[Data start]

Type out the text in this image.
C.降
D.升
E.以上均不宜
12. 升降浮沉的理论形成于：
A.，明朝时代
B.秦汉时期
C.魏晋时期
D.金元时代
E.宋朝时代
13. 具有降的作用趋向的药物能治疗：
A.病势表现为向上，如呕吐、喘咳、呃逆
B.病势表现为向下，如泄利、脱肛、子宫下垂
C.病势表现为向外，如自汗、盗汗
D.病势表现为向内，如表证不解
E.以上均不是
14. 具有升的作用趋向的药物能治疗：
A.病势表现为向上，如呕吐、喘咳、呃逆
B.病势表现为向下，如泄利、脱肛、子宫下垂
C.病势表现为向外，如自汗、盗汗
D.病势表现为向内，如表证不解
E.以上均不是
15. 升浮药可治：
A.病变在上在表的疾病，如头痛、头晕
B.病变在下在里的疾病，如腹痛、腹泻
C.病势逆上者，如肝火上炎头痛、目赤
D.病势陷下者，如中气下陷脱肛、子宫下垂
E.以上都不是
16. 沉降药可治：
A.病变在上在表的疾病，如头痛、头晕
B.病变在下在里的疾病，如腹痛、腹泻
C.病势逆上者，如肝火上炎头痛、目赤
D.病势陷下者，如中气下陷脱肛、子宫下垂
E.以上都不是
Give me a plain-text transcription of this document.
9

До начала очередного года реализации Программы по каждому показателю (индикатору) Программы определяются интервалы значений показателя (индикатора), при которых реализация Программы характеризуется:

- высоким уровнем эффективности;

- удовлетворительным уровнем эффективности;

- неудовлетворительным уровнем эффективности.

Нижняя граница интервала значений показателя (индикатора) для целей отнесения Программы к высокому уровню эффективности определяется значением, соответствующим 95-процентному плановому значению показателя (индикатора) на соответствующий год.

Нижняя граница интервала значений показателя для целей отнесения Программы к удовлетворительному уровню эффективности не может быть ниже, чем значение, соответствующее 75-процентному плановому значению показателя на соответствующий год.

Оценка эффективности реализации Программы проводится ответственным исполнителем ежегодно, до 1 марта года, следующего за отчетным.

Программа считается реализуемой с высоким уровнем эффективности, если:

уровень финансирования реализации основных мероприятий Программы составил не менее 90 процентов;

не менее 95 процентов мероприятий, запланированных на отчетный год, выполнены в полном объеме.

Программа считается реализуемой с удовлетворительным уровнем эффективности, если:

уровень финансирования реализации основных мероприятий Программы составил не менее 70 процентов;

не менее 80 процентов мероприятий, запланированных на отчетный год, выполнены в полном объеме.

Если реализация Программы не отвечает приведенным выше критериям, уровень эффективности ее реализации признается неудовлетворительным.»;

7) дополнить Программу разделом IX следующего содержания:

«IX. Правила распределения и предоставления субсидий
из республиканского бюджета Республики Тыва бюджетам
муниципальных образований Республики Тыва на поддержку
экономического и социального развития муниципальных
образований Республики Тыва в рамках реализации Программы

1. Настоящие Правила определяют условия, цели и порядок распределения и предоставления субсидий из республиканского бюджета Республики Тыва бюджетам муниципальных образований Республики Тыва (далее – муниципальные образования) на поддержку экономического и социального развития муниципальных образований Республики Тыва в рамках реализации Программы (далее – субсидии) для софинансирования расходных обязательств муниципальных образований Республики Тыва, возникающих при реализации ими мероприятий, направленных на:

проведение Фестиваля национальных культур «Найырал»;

[Data end]

**What the task asks:** Copy each line of the listing that includes "считается".

**Exercise answer:**
Программа считается реализуемой с высоким уровнем эффективности, если:
Программа считается реализуемой с удовлетворительным уровнем эффективности, если:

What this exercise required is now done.